* **The task**: Copy all lines that contain the word "once".

* **Records shown**:
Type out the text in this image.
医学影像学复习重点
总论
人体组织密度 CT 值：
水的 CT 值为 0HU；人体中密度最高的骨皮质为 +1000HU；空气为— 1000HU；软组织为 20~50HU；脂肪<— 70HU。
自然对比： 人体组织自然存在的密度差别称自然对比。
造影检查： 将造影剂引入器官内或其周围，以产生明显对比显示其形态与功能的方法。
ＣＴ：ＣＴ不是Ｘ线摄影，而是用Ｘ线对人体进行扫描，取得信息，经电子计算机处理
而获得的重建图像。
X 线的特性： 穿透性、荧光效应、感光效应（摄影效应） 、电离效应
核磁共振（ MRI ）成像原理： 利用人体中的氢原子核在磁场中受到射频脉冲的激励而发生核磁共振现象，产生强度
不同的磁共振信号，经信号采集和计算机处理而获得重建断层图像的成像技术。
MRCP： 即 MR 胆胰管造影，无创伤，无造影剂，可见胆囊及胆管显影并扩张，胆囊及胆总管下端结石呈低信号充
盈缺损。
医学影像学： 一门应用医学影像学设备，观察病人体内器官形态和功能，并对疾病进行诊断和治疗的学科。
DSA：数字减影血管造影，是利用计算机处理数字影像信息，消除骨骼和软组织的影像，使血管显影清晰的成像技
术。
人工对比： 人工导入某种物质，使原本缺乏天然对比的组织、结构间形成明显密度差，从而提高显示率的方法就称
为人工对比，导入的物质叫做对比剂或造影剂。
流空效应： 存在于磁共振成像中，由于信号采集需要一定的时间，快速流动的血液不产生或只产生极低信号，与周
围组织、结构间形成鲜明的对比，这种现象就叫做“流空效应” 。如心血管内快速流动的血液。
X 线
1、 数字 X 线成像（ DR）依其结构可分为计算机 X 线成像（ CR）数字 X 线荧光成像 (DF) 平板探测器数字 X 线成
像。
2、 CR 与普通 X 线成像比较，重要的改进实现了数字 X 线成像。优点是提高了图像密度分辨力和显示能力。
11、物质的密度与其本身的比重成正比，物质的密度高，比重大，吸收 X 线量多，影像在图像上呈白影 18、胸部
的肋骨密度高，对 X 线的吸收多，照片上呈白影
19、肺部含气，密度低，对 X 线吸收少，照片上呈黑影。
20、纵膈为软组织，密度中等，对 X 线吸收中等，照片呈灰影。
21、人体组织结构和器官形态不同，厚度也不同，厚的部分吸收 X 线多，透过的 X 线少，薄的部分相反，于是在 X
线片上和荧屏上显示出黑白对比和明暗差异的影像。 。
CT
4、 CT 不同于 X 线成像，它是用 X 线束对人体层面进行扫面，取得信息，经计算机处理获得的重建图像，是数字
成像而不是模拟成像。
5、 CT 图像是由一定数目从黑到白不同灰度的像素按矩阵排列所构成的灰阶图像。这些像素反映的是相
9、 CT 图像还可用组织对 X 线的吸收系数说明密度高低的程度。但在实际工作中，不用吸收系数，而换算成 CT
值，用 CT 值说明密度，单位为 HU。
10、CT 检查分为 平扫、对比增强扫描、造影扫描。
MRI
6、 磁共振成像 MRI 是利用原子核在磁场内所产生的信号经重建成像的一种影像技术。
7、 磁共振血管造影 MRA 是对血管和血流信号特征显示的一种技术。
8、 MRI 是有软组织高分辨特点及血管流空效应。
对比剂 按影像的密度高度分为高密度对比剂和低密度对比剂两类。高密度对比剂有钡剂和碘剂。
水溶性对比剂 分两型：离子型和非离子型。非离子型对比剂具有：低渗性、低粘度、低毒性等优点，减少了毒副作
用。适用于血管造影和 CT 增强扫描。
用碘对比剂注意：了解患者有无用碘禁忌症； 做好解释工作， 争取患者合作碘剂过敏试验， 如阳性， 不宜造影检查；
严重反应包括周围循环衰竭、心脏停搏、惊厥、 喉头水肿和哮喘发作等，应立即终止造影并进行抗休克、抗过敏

--

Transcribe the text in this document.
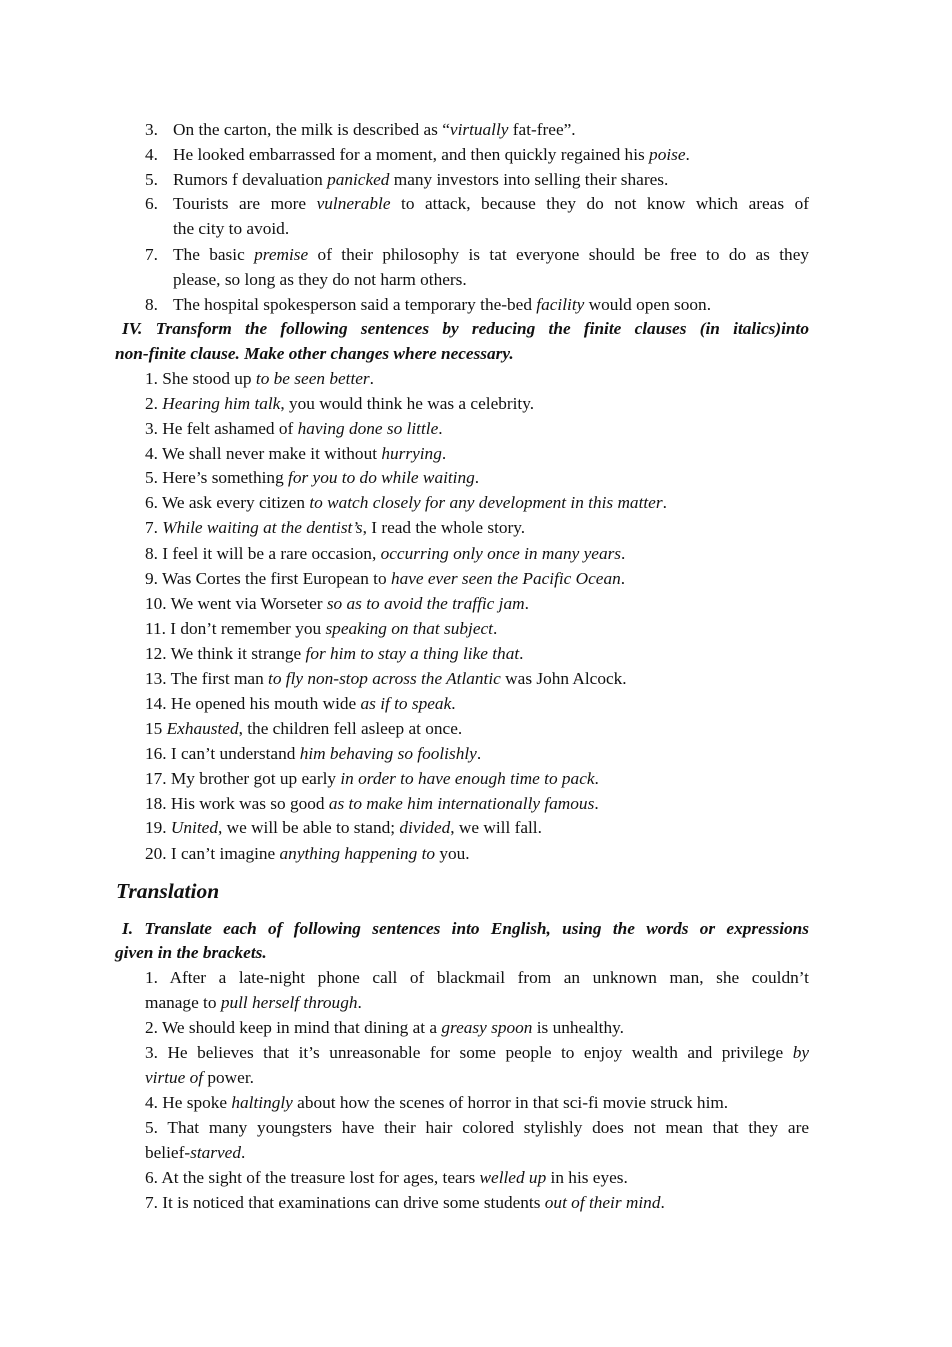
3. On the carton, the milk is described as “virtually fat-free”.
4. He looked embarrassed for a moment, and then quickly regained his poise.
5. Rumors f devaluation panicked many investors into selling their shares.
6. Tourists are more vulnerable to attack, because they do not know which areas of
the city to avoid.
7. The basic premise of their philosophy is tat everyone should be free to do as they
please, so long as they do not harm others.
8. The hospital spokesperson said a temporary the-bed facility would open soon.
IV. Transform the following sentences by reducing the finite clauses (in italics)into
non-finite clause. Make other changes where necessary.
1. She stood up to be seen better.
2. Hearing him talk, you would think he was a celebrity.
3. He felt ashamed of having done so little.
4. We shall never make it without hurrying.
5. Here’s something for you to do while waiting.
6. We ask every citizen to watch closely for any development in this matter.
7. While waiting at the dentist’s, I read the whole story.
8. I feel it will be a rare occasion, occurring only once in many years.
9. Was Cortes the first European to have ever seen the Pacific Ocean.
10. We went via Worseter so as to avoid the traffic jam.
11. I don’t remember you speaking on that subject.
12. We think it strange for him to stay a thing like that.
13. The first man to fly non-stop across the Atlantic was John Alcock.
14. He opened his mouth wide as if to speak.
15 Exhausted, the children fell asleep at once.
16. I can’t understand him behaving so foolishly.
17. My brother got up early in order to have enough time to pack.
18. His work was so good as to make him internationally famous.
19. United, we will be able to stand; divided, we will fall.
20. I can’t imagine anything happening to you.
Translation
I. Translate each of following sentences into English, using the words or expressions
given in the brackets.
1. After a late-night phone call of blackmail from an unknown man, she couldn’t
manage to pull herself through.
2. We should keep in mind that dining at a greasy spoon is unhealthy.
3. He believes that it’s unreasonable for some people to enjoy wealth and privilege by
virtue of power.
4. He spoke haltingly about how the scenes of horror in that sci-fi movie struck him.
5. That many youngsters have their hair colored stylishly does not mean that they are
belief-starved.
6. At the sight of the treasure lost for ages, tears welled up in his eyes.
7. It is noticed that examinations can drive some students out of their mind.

* **Correct output**:
8. I feel it will be a rare occasion, occurring only once in many years.
15 Exhausted, the children fell asleep at once.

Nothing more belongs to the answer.